Establishment and Clinical Application of the Concept of Invalid Extraction Rates in Follicular Unit Extraction
Authors Lei M, Yu GY, Zhao YG, Wang JP, Feng SY
Received 1 December 2020
Accepted for publication 1 February 2021
Published 4 March 2021 Volume 2021:14 Pages 225—229
Checked for plagiarism Yes
Review by Single anonymous peer review
Peer reviewer comments 3
Editor who approved publication: Dr Jeffrey Weinberg
Ming Lei,1 Guang-Yuan Yu,2 Yong-Gang Zhao,3 Ji-Ping Wang,1 Su-Yun Feng1
1Center of Hair Transplantation, Department of Burn and Plastic Surgery, The Fourth Medical Center of the General Hospital of PLA, Beijing, People’s Republic of China; 2Department of Dermatology, The Fourth Medical Center of the General Hospital of PLA, Beijing, People’s Republic of China; 3First Department of Surgery, Beijing Armed Police Corps Hospital, Beijing, People’s Republic of China
Correspondence: Ji-Ping Wang
Center of Hair Transplantation, Department of Burn and Plastic Surgery, The Fourth Medical Center of the General Hospital of PLA, No. 51 of Fucheng Road, Haidian District, Beijing, 100048, People’s Republic of China
Tel +86 10-66867304
Email [email protected]
Objective: This study aims to establish the concept of invalid extraction rates in follicular unit extraction and evaluate its clinical value.

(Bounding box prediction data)
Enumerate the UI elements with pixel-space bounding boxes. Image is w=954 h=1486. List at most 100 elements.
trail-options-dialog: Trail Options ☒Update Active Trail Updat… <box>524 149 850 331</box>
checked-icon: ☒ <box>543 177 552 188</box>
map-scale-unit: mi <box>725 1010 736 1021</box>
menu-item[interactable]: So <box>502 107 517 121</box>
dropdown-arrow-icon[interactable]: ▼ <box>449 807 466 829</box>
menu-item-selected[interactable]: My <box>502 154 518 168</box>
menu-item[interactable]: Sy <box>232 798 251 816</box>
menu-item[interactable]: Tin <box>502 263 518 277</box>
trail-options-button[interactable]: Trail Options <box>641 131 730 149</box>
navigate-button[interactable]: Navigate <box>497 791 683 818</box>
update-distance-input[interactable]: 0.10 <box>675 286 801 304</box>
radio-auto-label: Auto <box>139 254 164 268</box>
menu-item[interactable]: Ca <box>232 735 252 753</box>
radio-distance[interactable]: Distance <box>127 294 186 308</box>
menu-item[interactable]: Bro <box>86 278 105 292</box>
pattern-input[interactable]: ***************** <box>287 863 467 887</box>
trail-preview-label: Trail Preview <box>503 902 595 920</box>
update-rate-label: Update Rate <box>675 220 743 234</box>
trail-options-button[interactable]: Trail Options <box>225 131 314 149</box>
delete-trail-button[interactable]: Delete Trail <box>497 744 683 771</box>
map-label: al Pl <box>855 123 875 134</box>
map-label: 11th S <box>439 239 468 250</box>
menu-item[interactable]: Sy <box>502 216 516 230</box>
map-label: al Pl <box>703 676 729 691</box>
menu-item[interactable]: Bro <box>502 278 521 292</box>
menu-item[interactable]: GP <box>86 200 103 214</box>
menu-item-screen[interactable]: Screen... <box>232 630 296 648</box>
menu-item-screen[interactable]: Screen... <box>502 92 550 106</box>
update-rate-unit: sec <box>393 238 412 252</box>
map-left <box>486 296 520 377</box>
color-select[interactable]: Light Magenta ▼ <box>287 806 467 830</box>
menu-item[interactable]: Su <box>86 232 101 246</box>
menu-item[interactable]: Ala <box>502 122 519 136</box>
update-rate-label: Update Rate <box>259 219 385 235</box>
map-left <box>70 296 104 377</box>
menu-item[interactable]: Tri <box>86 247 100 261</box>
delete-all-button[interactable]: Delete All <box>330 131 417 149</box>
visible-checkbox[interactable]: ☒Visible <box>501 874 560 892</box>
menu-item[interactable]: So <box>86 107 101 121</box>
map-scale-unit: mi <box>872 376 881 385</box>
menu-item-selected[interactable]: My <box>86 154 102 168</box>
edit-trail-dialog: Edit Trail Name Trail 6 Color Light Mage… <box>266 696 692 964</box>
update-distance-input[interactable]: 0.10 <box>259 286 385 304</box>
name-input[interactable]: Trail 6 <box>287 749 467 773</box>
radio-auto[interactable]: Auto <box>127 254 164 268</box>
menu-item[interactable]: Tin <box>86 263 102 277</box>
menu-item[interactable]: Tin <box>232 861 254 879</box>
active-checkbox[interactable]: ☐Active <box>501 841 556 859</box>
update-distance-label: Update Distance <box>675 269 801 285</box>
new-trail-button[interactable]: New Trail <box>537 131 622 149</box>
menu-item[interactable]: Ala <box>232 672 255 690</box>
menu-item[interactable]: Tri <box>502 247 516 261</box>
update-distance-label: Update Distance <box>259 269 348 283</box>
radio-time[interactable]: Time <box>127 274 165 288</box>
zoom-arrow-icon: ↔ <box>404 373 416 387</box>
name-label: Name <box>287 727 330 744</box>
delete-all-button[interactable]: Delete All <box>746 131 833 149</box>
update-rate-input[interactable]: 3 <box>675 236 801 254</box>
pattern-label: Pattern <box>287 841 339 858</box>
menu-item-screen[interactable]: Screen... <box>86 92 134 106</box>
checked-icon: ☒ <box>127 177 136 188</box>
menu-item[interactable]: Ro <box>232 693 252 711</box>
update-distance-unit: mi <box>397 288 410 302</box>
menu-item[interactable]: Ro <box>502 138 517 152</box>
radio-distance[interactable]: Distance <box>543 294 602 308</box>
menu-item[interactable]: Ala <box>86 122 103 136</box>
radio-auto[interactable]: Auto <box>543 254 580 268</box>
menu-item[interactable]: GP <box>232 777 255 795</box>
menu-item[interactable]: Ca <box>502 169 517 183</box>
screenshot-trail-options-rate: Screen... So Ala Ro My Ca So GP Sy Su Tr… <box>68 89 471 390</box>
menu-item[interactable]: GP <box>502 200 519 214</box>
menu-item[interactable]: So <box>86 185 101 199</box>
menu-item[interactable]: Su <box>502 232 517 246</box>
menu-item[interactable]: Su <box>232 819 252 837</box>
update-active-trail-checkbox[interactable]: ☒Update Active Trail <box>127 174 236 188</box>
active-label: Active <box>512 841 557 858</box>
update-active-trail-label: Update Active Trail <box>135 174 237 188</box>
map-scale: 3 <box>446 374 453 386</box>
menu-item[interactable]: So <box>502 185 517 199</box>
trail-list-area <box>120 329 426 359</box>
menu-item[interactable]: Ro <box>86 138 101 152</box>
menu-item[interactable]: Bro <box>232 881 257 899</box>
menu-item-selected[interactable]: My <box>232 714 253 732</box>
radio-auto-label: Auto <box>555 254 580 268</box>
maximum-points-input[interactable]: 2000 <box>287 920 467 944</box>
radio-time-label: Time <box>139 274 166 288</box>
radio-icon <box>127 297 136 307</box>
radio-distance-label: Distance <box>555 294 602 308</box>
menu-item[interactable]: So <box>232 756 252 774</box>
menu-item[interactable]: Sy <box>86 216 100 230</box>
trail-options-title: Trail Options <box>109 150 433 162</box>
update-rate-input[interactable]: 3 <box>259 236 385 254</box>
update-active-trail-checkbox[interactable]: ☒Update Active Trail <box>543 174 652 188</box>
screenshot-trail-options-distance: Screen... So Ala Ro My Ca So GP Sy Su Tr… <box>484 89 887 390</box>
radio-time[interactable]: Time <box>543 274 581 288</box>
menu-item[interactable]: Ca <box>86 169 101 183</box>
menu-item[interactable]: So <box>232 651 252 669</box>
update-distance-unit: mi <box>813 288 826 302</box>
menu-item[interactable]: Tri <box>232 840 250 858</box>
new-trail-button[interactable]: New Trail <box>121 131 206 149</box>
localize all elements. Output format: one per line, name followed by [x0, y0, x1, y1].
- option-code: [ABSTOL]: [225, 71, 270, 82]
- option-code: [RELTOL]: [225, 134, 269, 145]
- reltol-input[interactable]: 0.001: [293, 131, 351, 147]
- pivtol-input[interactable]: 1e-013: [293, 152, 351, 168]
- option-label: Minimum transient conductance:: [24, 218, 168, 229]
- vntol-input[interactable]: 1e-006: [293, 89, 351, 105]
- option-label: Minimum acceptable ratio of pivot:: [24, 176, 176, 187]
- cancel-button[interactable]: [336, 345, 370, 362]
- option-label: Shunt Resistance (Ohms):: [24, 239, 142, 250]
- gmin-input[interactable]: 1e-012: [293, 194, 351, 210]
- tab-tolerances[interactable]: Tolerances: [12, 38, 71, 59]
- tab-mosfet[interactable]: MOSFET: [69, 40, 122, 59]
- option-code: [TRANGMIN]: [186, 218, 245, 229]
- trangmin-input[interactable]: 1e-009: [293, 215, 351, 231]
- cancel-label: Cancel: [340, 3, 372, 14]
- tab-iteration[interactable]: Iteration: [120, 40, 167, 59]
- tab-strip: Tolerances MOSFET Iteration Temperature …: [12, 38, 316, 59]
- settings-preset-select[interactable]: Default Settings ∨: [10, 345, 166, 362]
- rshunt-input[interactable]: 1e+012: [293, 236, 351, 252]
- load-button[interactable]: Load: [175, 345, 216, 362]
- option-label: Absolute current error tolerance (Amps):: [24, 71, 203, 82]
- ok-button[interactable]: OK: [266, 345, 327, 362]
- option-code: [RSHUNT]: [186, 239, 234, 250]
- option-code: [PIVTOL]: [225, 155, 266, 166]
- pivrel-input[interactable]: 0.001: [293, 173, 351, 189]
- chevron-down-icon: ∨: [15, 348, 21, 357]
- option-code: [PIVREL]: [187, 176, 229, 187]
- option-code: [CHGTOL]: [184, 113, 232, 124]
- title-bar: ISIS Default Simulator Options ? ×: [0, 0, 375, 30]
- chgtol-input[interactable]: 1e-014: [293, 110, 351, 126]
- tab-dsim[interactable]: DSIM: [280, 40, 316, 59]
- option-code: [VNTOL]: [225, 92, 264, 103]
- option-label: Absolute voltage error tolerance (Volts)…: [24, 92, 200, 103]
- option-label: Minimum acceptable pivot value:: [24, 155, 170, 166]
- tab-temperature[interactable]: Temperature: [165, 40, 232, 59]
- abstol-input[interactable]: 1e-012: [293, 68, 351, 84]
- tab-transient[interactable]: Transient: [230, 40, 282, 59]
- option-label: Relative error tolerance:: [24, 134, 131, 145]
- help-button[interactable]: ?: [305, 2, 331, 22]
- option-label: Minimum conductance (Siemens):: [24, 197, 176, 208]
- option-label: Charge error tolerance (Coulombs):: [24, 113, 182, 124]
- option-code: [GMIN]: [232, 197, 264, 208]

TASK BRIEF: According to the article header, on what date was the study published?

SOLVED PROBLEM: 4 March 2021